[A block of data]
====

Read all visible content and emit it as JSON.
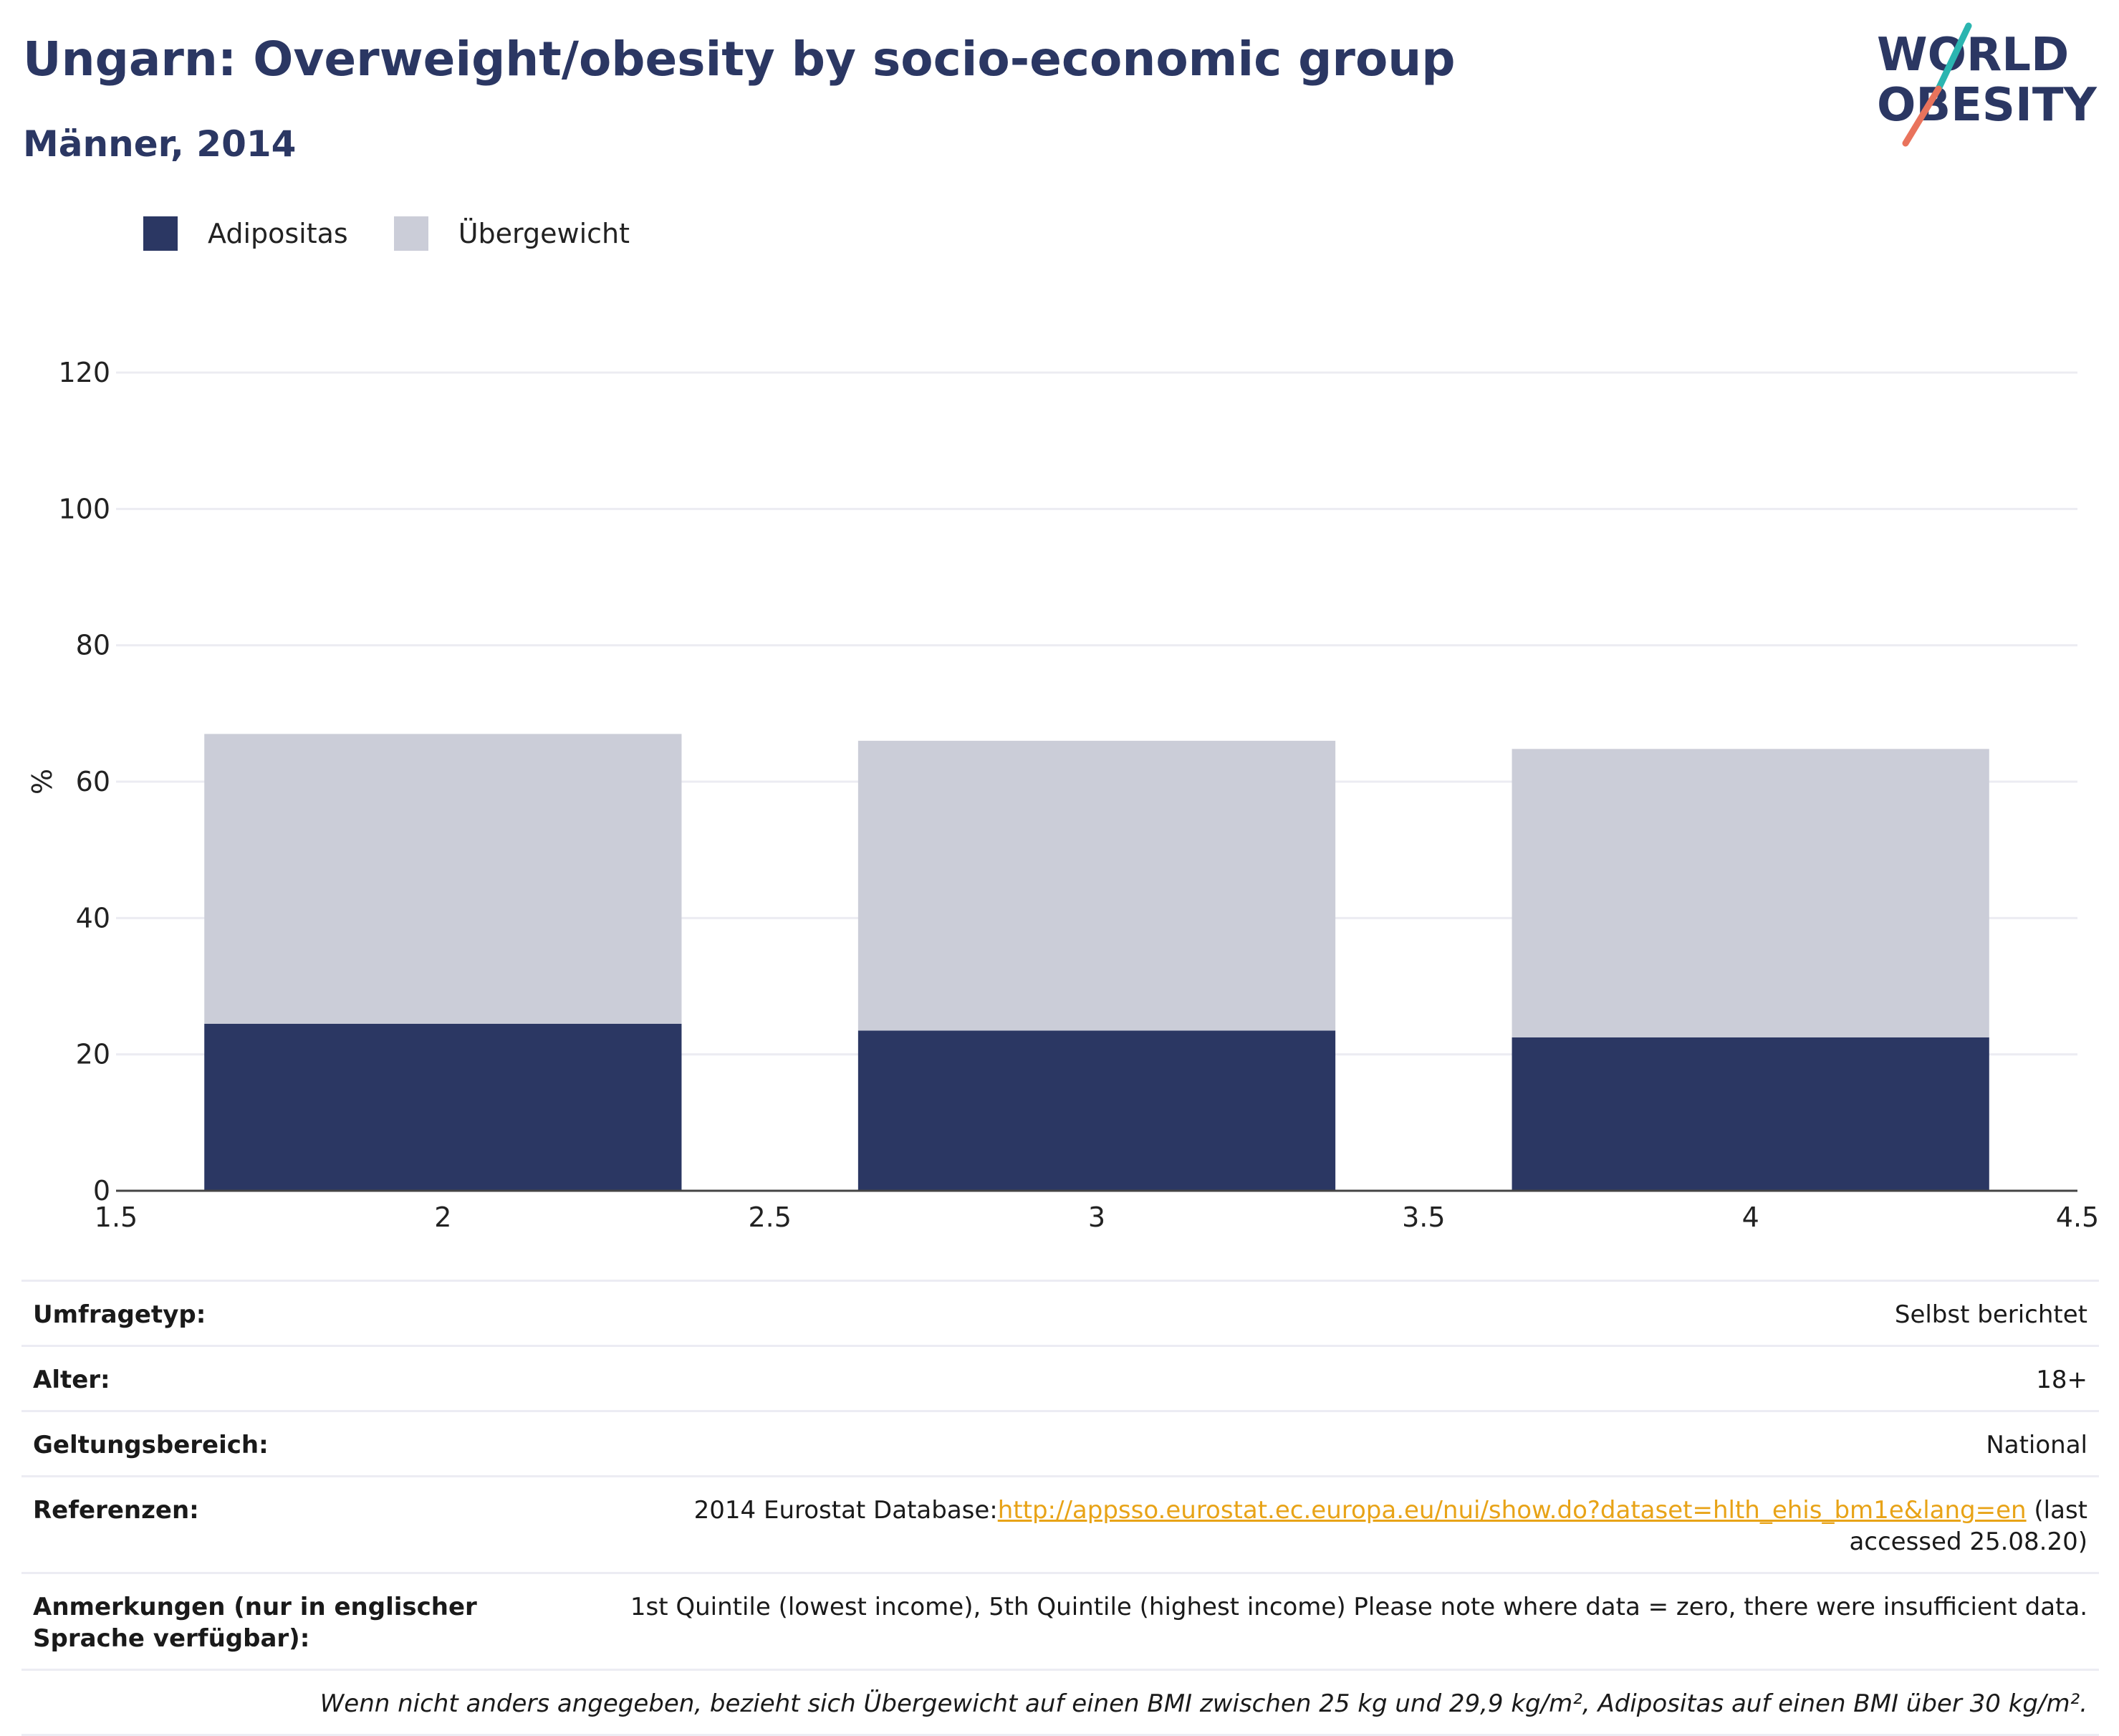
{
  "header": {
    "title": "Ungarn: Overweight/obesity by socio-economic group",
    "subtitle": "Männer, 2014"
  },
  "logo": {
    "line1": "WORLD",
    "line2": "OBESITY"
  },
  "colors": {
    "obesity": "#2b3763",
    "overweight": "#cbcdd8",
    "title": "#2b3763",
    "link": "#e8a317",
    "logo_teal": "#2bb5b0",
    "logo_coral": "#e9735c"
  },
  "legend": [
    {
      "label": "Adipositas",
      "color": "#2b3763"
    },
    {
      "label": "Übergewicht",
      "color": "#cbcdd8"
    }
  ],
  "chart_data": {
    "type": "bar",
    "stacked": true,
    "x": [
      2,
      3,
      4
    ],
    "series": [
      {
        "name": "Adipositas",
        "values": [
          24.5,
          23.5,
          22.5
        ]
      },
      {
        "name": "Übergewicht",
        "values": [
          42.5,
          42.5,
          42.3
        ]
      }
    ],
    "xlim": [
      1.5,
      4.5
    ],
    "ylim": [
      0,
      120
    ],
    "xticks": [
      "1.5",
      "2",
      "2.5",
      "3",
      "3.5",
      "4",
      "4.5"
    ],
    "yticks": [
      "0",
      "20",
      "40",
      "60",
      "80",
      "100",
      "120"
    ],
    "ylabel": "%",
    "xlabel": "",
    "grid": true,
    "legend_position": "top-left"
  },
  "info": {
    "survey_type": {
      "label": "Umfragetyp:",
      "value": "Selbst berichtet"
    },
    "age": {
      "label": "Alter:",
      "value": "18+"
    },
    "scope": {
      "label": "Geltungsbereich:",
      "value": "National"
    },
    "references": {
      "label": "Referenzen:",
      "prefix": "2014 Eurostat Database:",
      "link": "http://appsso.eurostat.ec.europa.eu/nui/show.do?dataset=hlth_ehis_bm1e&lang=en",
      "suffix": " (last accessed 25.08.20)"
    },
    "notes": {
      "label": "Anmerkungen (nur in englischer Sprache verfügbar):",
      "value": "1st Quintile (lowest income), 5th Quintile (highest income) Please note where data = zero, there were insufficient data."
    },
    "footnote": "Wenn nicht anders angegeben, bezieht sich Übergewicht auf einen BMI zwischen 25 kg und 29,9 kg/m², Adipositas auf einen BMI über 30 kg/m²."
  }
}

====

Exercise objective - In your copy, repeat each record exactly and include no pictures.

Result of this task -
Read all visible content and emit it as JSON.
{
  "header": {
    "title": "Ungarn: Overweight/obesity by socio-economic group",
    "subtitle": "Männer, 2014"
  },
  "logo": {
    "line1": "WORLD",
    "line2": "OBESITY"
  },
  "colors": {
    "obesity": "#2b3763",
    "overweight": "#cbcdd8",
    "title": "#2b3763",
    "link": "#e8a317",
    "logo_teal": "#2bb5b0",
    "logo_coral": "#e9735c"
  },
  "legend": [
    {
      "label": "Adipositas",
      "color": "#2b3763"
    },
    {
      "label": "Übergewicht",
      "color": "#cbcdd8"
    }
  ],
  "chart_data": {
    "type": "bar",
    "stacked": true,
    "x": [
      2,
      3,
      4
    ],
    "series": [
      {
        "name": "Adipositas",
        "values": [
          24.5,
          23.5,
          22.5
        ]
      },
      {
        "name": "Übergewicht",
        "values": [
          42.5,
          42.5,
          42.3
        ]
      }
    ],
    "xlim": [
      1.5,
      4.5
    ],
    "ylim": [
      0,
      120
    ],
    "xticks": [
      "1.5",
      "2",
      "2.5",
      "3",
      "3.5",
      "4",
      "4.5"
    ],
    "yticks": [
      "0",
      "20",
      "40",
      "60",
      "80",
      "100",
      "120"
    ],
    "ylabel": "%",
    "xlabel": "",
    "grid": true,
    "legend_position": "top-left"
  },
  "info": {
    "survey_type": {
      "label": "Umfragetyp:",
      "value": "Selbst berichtet"
    },
    "age": {
      "label": "Alter:",
      "value": "18+"
    },
    "scope": {
      "label": "Geltungsbereich:",
      "value": "National"
    },
    "references": {
      "label": "Referenzen:",
      "prefix": "2014 Eurostat Database:",
      "link": "http://appsso.eurostat.ec.europa.eu/nui/show.do?dataset=hlth_ehis_bm1e&lang=en",
      "suffix": " (last accessed 25.08.20)"
    },
    "notes": {
      "label": "Anmerkungen (nur in englischer Sprache verfügbar):",
      "value": "1st Quintile (lowest income), 5th Quintile (highest income) Please note where data = zero, there were insufficient data."
    },
    "footnote": "Wenn nicht anders angegeben, bezieht sich Übergewicht auf einen BMI zwischen 25 kg und 29,9 kg/m², Adipositas auf einen BMI über 30 kg/m²."
  }
}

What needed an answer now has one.